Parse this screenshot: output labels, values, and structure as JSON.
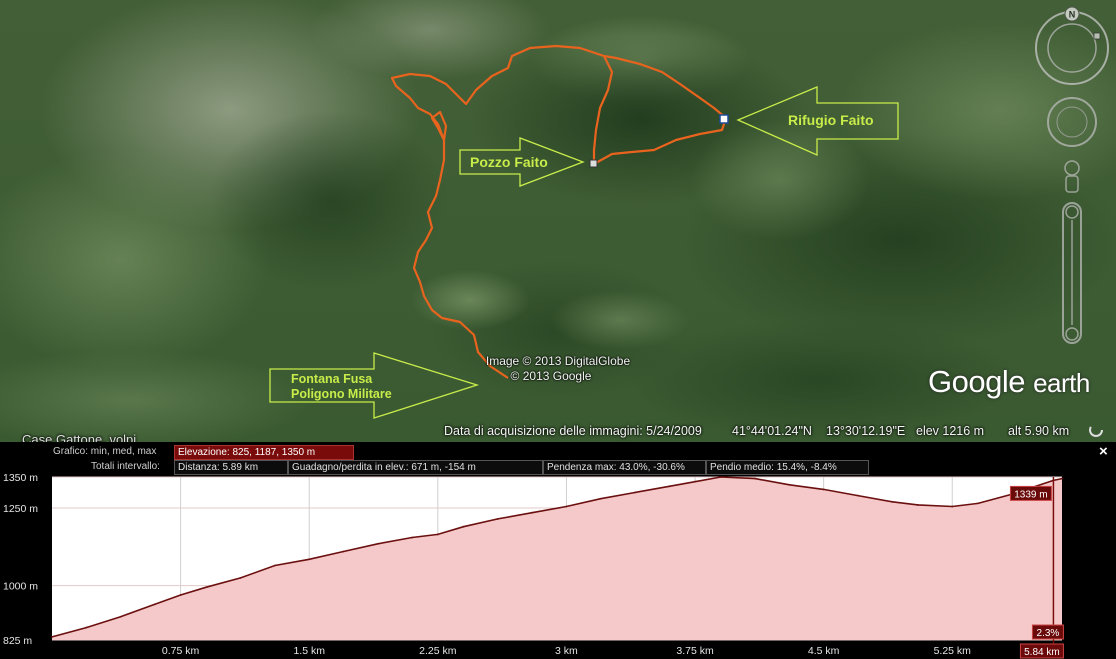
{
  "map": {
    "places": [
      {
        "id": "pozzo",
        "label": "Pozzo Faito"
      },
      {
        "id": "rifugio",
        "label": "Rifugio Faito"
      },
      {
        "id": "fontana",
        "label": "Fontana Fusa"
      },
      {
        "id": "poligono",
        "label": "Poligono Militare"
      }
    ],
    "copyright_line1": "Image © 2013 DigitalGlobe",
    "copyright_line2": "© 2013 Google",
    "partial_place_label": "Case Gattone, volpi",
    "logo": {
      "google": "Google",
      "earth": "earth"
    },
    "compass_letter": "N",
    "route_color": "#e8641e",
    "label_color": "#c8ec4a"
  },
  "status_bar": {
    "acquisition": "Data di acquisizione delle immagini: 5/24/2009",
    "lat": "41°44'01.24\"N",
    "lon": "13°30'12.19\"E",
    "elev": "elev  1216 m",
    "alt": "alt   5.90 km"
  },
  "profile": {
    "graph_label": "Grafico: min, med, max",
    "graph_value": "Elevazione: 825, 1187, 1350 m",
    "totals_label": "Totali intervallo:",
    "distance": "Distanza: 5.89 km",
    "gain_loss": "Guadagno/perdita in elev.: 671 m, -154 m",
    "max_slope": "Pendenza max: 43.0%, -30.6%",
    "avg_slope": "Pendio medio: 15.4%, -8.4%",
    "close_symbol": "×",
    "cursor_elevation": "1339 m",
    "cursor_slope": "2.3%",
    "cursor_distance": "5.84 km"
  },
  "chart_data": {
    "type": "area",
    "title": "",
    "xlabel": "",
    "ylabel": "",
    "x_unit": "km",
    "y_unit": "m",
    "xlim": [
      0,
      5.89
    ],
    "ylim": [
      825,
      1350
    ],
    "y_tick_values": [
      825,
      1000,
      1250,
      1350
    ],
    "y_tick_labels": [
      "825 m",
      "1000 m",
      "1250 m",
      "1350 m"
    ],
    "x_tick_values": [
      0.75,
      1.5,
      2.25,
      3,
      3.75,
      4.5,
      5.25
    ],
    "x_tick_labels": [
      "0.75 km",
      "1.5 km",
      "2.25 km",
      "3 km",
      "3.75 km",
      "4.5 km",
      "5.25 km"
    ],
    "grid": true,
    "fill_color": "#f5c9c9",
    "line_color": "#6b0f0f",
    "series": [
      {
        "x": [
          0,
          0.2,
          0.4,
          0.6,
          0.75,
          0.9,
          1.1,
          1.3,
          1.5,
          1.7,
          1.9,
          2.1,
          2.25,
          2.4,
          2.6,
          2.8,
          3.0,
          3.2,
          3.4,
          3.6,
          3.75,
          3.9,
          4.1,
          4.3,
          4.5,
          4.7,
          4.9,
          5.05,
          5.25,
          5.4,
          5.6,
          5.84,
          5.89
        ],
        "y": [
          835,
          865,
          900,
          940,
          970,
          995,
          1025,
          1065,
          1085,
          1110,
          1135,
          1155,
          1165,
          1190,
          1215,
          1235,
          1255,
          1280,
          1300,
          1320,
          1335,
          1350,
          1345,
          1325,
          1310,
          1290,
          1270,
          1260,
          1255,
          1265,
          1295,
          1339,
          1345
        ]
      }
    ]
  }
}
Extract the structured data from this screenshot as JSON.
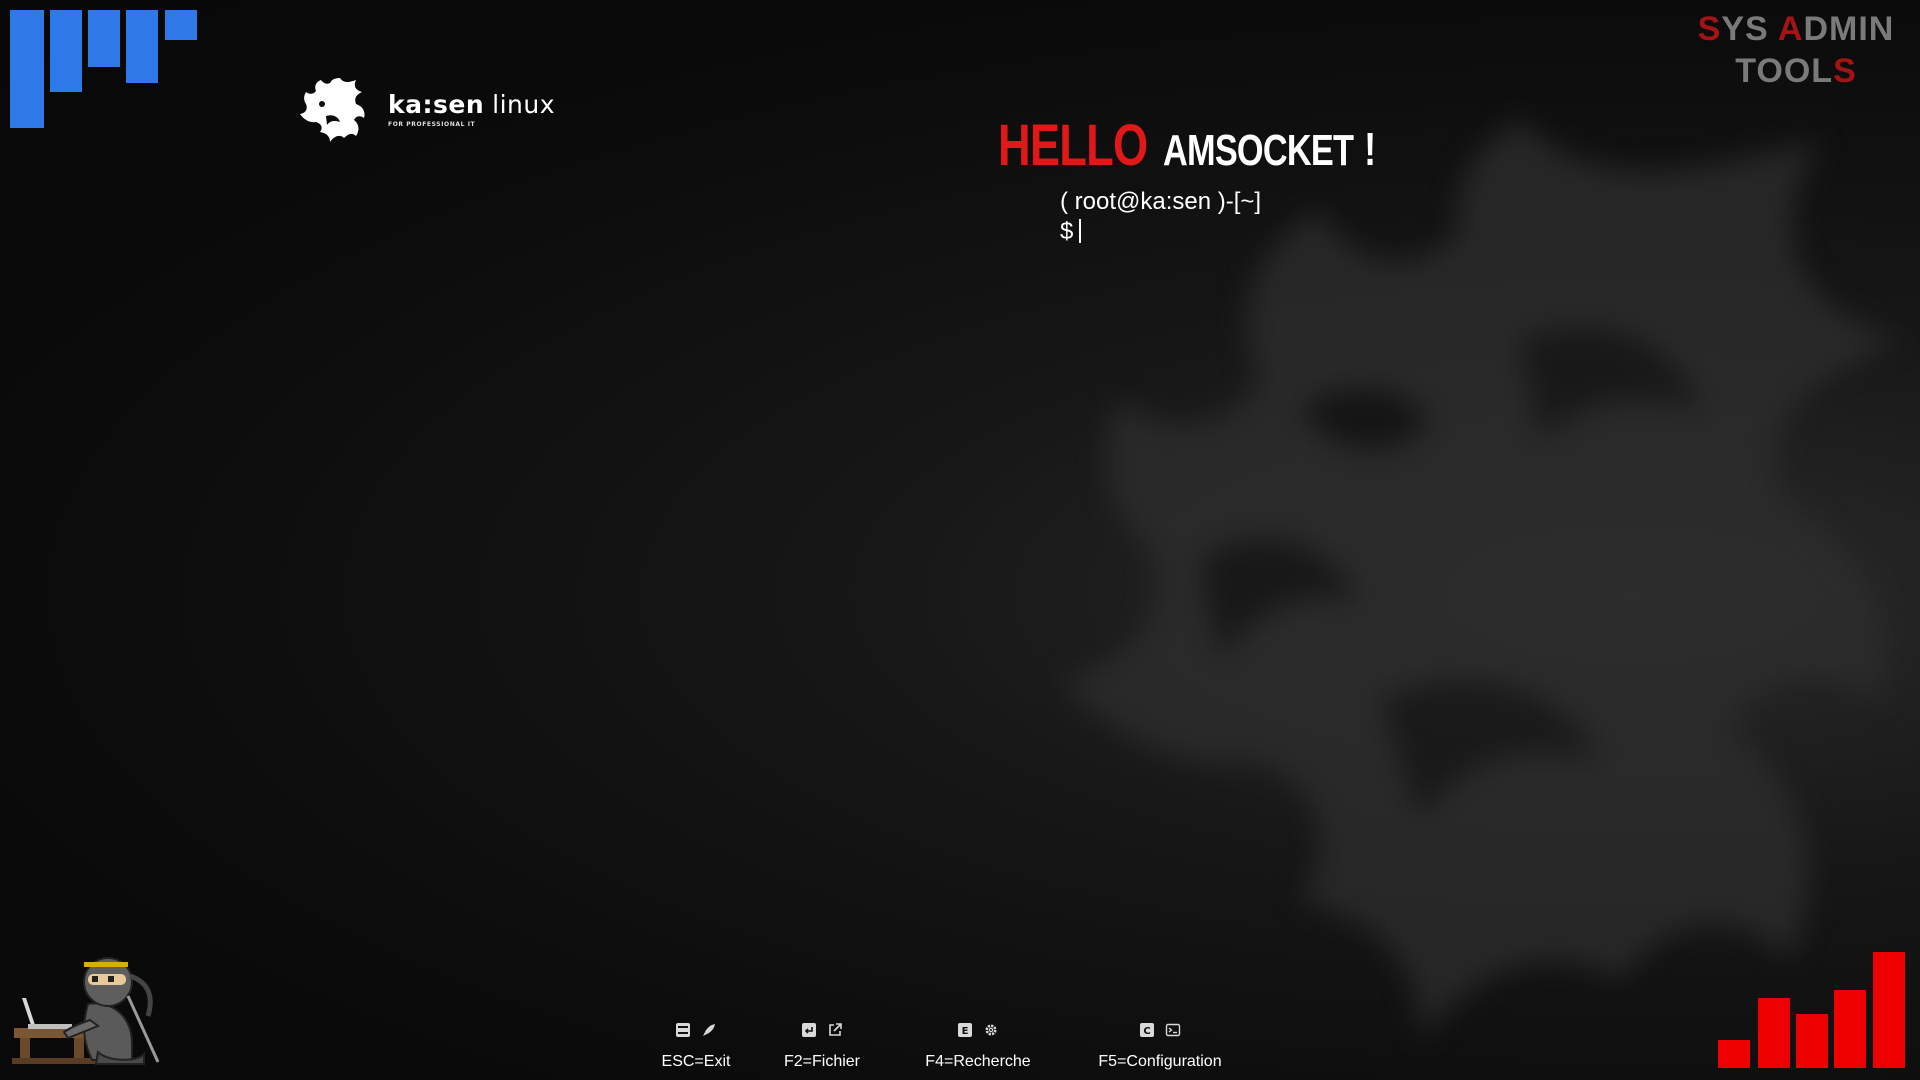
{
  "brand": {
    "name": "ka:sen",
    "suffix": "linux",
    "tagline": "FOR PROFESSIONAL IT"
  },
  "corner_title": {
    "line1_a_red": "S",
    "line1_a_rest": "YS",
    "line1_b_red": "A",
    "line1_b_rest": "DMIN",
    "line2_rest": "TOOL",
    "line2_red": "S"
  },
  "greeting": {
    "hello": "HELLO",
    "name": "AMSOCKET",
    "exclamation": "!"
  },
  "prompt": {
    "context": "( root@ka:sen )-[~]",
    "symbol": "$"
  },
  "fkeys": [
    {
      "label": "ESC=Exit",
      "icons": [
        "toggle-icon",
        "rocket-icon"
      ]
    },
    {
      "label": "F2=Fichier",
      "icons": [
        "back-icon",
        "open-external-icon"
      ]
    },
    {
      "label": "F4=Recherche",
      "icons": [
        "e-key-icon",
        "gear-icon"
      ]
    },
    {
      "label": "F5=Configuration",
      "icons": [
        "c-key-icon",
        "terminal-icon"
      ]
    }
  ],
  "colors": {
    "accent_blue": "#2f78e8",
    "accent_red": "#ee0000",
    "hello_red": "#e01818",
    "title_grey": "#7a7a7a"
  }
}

------------------------------------------------------------

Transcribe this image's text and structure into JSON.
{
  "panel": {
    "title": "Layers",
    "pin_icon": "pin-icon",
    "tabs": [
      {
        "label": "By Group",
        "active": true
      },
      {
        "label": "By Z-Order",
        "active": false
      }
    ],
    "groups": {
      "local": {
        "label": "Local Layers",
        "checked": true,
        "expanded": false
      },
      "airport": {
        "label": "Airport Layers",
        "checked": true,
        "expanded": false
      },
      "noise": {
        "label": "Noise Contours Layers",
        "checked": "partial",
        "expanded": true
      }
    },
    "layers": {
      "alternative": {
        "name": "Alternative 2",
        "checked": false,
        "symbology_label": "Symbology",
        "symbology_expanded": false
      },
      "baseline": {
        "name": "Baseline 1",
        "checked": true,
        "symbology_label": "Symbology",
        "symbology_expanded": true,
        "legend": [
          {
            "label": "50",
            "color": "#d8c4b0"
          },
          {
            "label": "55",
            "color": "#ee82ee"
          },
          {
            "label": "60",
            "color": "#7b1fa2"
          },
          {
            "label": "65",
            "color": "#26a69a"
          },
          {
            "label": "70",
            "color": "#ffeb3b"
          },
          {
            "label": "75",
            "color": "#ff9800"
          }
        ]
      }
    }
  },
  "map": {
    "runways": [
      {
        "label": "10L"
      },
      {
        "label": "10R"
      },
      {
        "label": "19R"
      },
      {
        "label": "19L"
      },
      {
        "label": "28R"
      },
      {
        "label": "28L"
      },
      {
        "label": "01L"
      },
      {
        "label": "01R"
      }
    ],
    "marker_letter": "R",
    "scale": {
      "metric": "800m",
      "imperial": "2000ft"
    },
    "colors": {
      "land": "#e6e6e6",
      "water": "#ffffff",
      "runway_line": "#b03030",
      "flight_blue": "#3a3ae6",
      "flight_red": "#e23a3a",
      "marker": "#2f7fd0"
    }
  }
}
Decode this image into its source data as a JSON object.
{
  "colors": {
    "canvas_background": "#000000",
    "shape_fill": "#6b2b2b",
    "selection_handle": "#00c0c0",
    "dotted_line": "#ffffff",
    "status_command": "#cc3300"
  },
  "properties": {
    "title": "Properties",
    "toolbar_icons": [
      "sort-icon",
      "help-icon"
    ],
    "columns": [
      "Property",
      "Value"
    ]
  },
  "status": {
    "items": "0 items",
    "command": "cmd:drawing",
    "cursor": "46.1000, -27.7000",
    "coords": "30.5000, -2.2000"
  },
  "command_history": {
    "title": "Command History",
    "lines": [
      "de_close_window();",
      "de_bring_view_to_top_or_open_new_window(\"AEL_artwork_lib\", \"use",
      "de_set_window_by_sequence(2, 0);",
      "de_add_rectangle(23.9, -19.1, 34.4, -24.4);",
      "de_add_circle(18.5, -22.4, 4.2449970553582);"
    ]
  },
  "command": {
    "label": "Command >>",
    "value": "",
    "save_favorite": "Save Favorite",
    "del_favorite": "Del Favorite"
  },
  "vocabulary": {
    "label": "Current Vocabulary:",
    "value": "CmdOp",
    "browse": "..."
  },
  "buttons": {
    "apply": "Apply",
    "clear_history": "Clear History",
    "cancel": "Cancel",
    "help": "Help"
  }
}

------------------------------------------------------------

Work required:
Which lines hold the word "name"? Return all of them from the records above.

The response:
    "name": "ka:sen",
    "name": "AMSOCKET",
        "name": "Alternative 2",
        "name": "Baseline 1",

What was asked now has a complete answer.